Entries from a dataset

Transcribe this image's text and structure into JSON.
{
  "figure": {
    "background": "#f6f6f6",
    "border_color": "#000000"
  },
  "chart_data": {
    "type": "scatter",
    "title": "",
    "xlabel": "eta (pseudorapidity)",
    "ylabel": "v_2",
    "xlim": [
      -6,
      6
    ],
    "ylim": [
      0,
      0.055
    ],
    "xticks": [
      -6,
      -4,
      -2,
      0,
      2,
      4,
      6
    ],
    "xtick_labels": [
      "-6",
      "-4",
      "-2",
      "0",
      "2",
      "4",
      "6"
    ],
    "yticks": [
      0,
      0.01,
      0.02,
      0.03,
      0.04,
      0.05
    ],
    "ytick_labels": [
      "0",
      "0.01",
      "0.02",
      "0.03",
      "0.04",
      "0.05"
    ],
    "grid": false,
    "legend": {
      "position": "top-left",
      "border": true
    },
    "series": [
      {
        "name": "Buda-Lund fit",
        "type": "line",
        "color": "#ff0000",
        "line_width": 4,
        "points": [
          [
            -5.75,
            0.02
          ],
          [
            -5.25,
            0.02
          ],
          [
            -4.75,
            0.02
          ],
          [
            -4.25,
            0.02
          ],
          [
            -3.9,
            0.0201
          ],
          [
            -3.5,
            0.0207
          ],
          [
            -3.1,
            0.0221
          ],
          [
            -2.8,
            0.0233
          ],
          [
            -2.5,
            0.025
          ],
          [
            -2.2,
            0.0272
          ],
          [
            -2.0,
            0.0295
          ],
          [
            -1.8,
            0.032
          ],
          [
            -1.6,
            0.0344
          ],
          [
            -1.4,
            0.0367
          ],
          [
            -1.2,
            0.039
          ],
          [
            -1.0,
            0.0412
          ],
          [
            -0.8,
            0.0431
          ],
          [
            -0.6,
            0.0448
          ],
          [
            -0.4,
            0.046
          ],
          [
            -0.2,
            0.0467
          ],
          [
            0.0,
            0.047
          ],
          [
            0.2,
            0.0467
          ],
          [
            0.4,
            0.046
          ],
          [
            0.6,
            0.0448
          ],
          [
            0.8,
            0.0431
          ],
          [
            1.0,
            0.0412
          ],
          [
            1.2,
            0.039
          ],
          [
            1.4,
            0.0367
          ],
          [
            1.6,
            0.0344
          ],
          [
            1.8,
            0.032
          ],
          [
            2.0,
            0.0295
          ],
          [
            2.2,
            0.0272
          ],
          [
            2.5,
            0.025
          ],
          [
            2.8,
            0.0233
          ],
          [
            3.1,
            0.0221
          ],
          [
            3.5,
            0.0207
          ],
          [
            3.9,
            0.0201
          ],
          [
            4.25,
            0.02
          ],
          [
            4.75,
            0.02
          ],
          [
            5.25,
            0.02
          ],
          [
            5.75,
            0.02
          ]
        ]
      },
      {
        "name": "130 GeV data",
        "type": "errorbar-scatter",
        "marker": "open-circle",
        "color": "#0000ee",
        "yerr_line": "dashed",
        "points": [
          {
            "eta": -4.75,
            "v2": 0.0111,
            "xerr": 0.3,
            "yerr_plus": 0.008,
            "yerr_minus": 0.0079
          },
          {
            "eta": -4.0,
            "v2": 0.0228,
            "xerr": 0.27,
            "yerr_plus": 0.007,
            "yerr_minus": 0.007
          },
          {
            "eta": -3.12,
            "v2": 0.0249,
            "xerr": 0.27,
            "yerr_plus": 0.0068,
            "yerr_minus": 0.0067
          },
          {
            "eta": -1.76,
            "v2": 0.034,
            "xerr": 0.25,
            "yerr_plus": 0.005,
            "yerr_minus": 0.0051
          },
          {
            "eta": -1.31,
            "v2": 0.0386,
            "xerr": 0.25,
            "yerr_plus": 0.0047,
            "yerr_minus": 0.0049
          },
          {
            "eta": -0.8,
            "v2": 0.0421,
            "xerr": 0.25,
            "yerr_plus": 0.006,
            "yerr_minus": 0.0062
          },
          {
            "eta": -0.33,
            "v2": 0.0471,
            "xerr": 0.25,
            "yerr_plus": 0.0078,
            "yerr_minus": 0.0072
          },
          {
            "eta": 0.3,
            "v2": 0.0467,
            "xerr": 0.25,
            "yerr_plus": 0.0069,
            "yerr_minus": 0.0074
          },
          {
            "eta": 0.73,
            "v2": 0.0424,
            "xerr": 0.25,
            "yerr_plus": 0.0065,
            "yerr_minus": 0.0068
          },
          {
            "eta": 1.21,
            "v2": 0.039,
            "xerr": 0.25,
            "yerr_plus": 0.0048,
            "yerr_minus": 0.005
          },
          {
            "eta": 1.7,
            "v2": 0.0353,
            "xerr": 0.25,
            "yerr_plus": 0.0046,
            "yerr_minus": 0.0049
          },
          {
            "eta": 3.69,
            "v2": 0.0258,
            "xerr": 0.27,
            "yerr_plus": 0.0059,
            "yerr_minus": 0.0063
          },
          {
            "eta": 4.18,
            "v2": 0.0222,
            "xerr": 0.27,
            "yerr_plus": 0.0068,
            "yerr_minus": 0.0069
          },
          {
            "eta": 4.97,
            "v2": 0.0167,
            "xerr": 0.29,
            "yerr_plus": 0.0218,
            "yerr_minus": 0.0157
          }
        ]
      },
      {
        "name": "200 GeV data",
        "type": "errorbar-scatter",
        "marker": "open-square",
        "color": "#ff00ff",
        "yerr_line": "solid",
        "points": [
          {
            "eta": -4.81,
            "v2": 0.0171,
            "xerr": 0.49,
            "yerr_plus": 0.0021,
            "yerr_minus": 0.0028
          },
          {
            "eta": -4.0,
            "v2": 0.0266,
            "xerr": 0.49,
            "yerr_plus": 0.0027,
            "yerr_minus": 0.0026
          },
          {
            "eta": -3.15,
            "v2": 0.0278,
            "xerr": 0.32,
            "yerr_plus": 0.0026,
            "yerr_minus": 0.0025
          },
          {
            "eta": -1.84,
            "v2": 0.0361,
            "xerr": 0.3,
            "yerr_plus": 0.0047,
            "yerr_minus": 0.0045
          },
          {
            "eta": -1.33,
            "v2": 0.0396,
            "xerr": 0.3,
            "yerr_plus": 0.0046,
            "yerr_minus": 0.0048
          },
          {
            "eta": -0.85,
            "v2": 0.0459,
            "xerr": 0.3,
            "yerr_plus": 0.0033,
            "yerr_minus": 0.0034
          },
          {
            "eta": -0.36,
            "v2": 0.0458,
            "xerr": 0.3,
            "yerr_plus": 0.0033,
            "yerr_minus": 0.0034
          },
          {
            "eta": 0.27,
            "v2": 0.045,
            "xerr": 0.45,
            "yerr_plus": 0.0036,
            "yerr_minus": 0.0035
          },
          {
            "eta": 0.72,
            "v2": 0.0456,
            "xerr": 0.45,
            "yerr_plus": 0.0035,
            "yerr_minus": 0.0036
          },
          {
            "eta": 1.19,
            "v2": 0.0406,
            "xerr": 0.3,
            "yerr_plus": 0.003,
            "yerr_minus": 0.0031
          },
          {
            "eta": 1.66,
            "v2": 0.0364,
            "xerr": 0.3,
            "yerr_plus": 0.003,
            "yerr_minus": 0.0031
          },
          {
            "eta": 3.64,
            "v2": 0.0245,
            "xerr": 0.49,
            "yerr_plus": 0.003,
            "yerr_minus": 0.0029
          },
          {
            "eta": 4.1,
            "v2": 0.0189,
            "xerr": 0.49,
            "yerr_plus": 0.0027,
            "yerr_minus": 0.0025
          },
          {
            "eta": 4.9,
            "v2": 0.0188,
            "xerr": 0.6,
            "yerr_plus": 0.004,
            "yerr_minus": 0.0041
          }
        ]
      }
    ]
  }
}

### Exercise aim
Determine the number of lines in these entries that contain the word "marker", and write only that number.

### Answer to this problem
2